[Figure dataset records]
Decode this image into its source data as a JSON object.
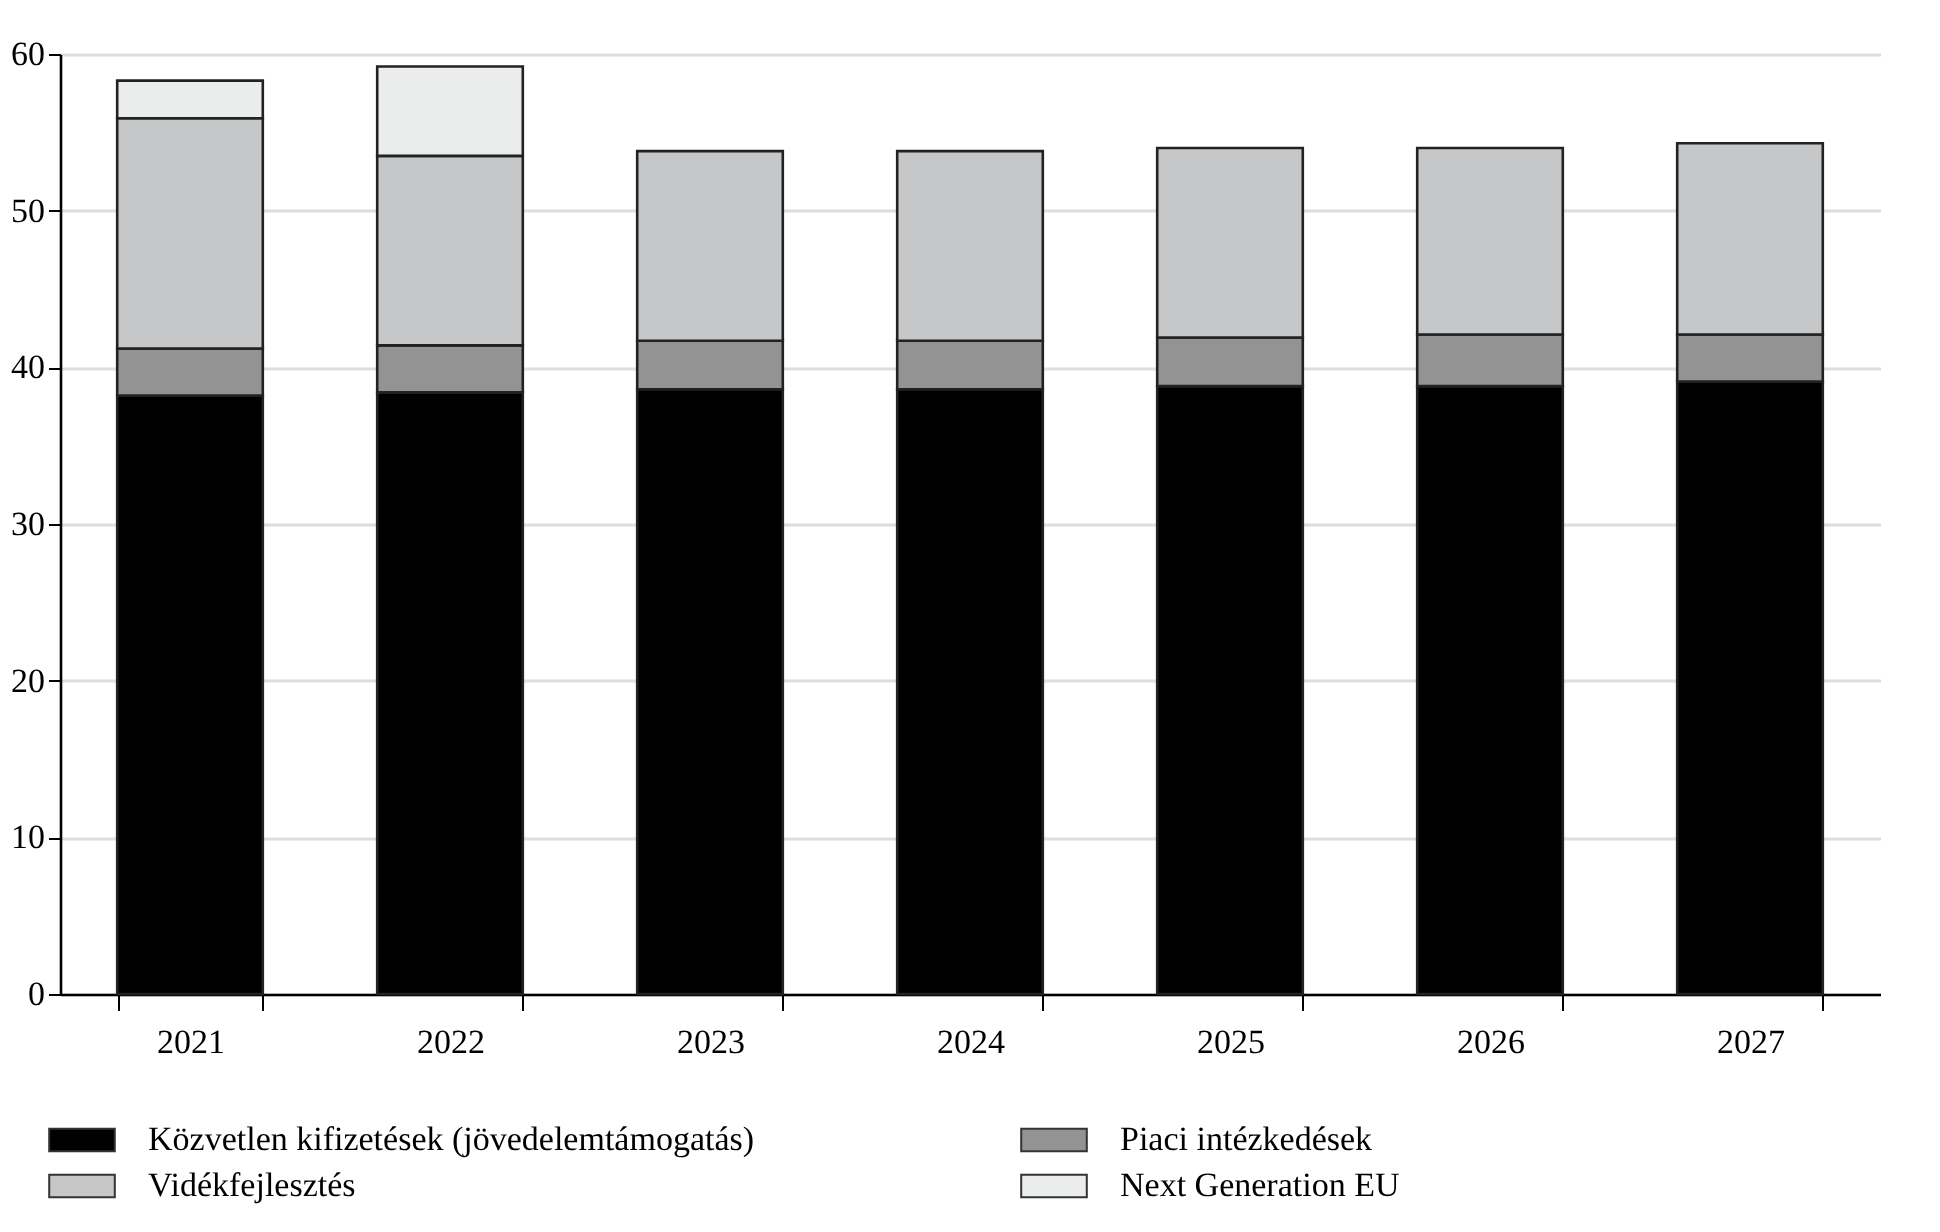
{
  "chart_data": {
    "type": "bar",
    "stacked": true,
    "categories": [
      "2021",
      "2022",
      "2023",
      "2024",
      "2025",
      "2026",
      "2027"
    ],
    "series": [
      {
        "name": "Közvetlen kifizetések (jövedelemtámogatás)",
        "color": "#000000",
        "values": [
          38.2,
          38.4,
          38.6,
          38.6,
          38.8,
          38.8,
          39.1
        ]
      },
      {
        "name": "Piaci intézkedések",
        "color": "#939393",
        "values": [
          3.0,
          3.0,
          3.1,
          3.1,
          3.1,
          3.3,
          3.0
        ]
      },
      {
        "name": "Vidékfejlesztés",
        "color": "#c6c7c8",
        "values": [
          14.7,
          12.1,
          12.1,
          12.1,
          12.1,
          11.9,
          12.2
        ]
      },
      {
        "name": "Next Generation EU",
        "color": "#ebecec",
        "values": [
          2.4,
          5.7,
          null,
          null,
          null,
          null,
          null
        ]
      }
    ],
    "ylim": [
      0,
      60
    ],
    "yticks": [
      0,
      10,
      20,
      30,
      40,
      50,
      60
    ],
    "grid": "y",
    "legend": "bottom"
  }
}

* **OBJECTIVE**
Write the material out again exactly as it appears, dropping the pictures.

* **FINISHED ANSWER**
Decode this image into its source data as a JSON object.
{
  "chart_data": {
    "type": "bar",
    "stacked": true,
    "categories": [
      "2021",
      "2022",
      "2023",
      "2024",
      "2025",
      "2026",
      "2027"
    ],
    "series": [
      {
        "name": "Közvetlen kifizetések (jövedelemtámogatás)",
        "color": "#000000",
        "values": [
          38.2,
          38.4,
          38.6,
          38.6,
          38.8,
          38.8,
          39.1
        ]
      },
      {
        "name": "Piaci intézkedések",
        "color": "#939393",
        "values": [
          3.0,
          3.0,
          3.1,
          3.1,
          3.1,
          3.3,
          3.0
        ]
      },
      {
        "name": "Vidékfejlesztés",
        "color": "#c6c7c8",
        "values": [
          14.7,
          12.1,
          12.1,
          12.1,
          12.1,
          11.9,
          12.2
        ]
      },
      {
        "name": "Next Generation EU",
        "color": "#ebecec",
        "values": [
          2.4,
          5.7,
          null,
          null,
          null,
          null,
          null
        ]
      }
    ],
    "ylim": [
      0,
      60
    ],
    "yticks": [
      0,
      10,
      20,
      30,
      40,
      50,
      60
    ],
    "grid": "y",
    "legend": "bottom"
  }
}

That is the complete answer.